>>>>

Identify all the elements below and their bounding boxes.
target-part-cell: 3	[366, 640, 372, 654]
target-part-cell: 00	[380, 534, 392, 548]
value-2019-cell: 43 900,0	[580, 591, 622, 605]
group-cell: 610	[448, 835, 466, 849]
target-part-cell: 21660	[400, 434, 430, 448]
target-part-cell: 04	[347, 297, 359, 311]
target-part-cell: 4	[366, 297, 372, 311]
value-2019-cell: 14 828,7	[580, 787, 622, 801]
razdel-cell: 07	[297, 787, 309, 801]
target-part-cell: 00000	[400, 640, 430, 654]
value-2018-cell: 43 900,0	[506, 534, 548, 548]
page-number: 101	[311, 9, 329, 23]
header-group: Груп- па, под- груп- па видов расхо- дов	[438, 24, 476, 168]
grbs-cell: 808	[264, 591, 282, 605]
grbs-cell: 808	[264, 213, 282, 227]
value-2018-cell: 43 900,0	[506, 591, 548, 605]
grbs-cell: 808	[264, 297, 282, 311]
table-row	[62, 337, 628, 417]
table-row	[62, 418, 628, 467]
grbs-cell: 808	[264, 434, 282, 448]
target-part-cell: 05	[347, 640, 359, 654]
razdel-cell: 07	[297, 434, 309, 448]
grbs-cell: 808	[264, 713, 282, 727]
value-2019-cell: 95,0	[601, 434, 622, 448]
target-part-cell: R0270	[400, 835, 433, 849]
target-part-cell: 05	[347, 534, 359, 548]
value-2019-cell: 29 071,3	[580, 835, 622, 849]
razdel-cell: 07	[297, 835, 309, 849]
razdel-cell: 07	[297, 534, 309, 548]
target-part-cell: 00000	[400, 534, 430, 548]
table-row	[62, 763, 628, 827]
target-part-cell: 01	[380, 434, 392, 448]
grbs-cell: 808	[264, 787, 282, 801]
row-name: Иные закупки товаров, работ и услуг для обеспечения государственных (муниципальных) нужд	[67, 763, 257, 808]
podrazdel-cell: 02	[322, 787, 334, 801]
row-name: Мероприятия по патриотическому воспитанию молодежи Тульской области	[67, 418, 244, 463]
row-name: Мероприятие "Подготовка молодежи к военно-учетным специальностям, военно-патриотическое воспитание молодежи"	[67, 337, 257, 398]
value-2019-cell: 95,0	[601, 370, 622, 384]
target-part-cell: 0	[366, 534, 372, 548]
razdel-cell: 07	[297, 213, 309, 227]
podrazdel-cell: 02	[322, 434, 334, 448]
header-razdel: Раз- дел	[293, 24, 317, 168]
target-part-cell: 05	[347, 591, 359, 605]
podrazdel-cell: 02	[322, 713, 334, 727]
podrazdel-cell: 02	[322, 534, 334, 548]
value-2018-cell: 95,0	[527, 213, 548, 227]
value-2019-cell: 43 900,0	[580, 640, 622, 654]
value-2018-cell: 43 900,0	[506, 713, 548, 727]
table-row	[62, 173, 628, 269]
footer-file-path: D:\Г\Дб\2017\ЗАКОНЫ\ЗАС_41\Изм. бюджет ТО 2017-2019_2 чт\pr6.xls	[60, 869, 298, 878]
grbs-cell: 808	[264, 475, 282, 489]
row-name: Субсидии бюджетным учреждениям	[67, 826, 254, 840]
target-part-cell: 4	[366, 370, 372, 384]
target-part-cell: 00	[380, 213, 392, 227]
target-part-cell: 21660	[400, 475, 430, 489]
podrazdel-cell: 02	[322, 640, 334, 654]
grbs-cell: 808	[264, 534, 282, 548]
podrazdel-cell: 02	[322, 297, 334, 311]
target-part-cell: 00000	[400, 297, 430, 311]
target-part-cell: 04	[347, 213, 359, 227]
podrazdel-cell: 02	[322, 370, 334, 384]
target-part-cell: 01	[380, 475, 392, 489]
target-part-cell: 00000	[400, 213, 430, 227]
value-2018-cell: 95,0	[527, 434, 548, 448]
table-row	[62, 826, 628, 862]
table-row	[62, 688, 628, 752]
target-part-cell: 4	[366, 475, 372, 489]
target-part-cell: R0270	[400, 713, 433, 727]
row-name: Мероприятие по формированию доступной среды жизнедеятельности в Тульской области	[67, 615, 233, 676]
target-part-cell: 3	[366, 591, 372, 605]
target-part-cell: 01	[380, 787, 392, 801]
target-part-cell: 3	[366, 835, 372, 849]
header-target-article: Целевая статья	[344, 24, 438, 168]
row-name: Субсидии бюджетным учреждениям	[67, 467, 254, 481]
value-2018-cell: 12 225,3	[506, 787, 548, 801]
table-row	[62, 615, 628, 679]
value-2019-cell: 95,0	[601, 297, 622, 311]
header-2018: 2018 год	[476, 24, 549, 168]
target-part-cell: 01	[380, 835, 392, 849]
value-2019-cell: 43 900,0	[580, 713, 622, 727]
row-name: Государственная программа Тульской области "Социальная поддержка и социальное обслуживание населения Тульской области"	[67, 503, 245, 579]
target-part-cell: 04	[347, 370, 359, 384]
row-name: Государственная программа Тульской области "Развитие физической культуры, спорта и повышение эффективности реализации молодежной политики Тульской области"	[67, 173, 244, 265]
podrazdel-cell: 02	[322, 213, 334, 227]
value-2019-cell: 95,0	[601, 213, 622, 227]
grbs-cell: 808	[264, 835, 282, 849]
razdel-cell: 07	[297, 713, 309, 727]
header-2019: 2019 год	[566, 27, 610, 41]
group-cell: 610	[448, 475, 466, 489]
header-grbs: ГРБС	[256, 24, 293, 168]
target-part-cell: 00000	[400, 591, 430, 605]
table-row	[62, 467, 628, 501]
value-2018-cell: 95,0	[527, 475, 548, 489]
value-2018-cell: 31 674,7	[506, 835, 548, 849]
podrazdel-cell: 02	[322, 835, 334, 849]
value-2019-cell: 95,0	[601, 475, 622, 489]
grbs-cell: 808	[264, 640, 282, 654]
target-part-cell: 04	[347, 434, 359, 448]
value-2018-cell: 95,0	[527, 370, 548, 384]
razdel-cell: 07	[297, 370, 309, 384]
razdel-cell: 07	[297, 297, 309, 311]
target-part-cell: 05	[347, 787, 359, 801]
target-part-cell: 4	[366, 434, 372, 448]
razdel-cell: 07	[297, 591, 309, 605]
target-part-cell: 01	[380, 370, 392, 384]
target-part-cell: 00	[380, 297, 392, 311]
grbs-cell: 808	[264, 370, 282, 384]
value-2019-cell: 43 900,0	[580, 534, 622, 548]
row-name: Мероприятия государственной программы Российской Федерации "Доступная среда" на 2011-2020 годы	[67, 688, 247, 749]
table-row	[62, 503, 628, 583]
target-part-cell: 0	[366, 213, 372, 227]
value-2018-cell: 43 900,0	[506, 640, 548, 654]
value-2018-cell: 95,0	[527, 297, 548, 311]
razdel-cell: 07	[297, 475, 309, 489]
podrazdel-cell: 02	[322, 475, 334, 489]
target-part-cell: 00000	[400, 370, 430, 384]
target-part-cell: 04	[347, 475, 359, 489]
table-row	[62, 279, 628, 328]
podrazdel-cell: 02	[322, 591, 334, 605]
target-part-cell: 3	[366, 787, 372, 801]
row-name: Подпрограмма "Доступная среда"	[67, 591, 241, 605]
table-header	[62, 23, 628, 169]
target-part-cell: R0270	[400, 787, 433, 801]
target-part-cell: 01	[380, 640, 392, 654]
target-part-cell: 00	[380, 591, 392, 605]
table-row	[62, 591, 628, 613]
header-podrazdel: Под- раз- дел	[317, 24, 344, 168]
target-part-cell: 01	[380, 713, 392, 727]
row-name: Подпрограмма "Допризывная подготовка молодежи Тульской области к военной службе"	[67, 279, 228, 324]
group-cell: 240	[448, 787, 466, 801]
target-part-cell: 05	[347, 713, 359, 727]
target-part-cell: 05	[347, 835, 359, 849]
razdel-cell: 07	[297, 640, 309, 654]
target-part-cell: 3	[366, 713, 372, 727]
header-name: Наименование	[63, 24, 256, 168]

<<<<

■ INSTRUCTIONS TO FOLLOW:
Quote the lines from the start of the records through the line that contains "row-name: Мероприятия по", inclusive.

■ TASK RESULT:
Identify all the elements below and their bounding boxes.
target-part-cell: 3	[366, 640, 372, 654]
target-part-cell: 00	[380, 534, 392, 548]
value-2019-cell: 43 900,0	[580, 591, 622, 605]
group-cell: 610	[448, 835, 466, 849]
target-part-cell: 21660	[400, 434, 430, 448]
target-part-cell: 04	[347, 297, 359, 311]
target-part-cell: 4	[366, 297, 372, 311]
value-2019-cell: 14 828,7	[580, 787, 622, 801]
razdel-cell: 07	[297, 787, 309, 801]
target-part-cell: 00000	[400, 640, 430, 654]
value-2018-cell: 43 900,0	[506, 534, 548, 548]
page-number: 101	[311, 9, 329, 23]
header-group: Груп- па, под- груп- па видов расхо- дов	[438, 24, 476, 168]
grbs-cell: 808	[264, 591, 282, 605]
grbs-cell: 808	[264, 213, 282, 227]
value-2018-cell: 43 900,0	[506, 591, 548, 605]
grbs-cell: 808	[264, 297, 282, 311]
table-row	[62, 337, 628, 417]
table-row	[62, 418, 628, 467]
grbs-cell: 808	[264, 434, 282, 448]
target-part-cell: 05	[347, 640, 359, 654]
razdel-cell: 07	[297, 434, 309, 448]
grbs-cell: 808	[264, 713, 282, 727]
value-2019-cell: 95,0	[601, 434, 622, 448]
target-part-cell: R0270	[400, 835, 433, 849]
target-part-cell: 05	[347, 534, 359, 548]
value-2019-cell: 29 071,3	[580, 835, 622, 849]
razdel-cell: 07	[297, 835, 309, 849]
razdel-cell: 07	[297, 534, 309, 548]
target-part-cell: 00000	[400, 534, 430, 548]
table-row	[62, 763, 628, 827]
target-part-cell: 01	[380, 434, 392, 448]
grbs-cell: 808	[264, 787, 282, 801]
row-name: Иные закупки товаров, работ и услуг для обеспечения государственных (муниципальных) нужд	[67, 763, 257, 808]
podrazdel-cell: 02	[322, 787, 334, 801]
row-name: Мероприятия по патриотическому воспитанию молодежи Тульской области	[67, 418, 244, 463]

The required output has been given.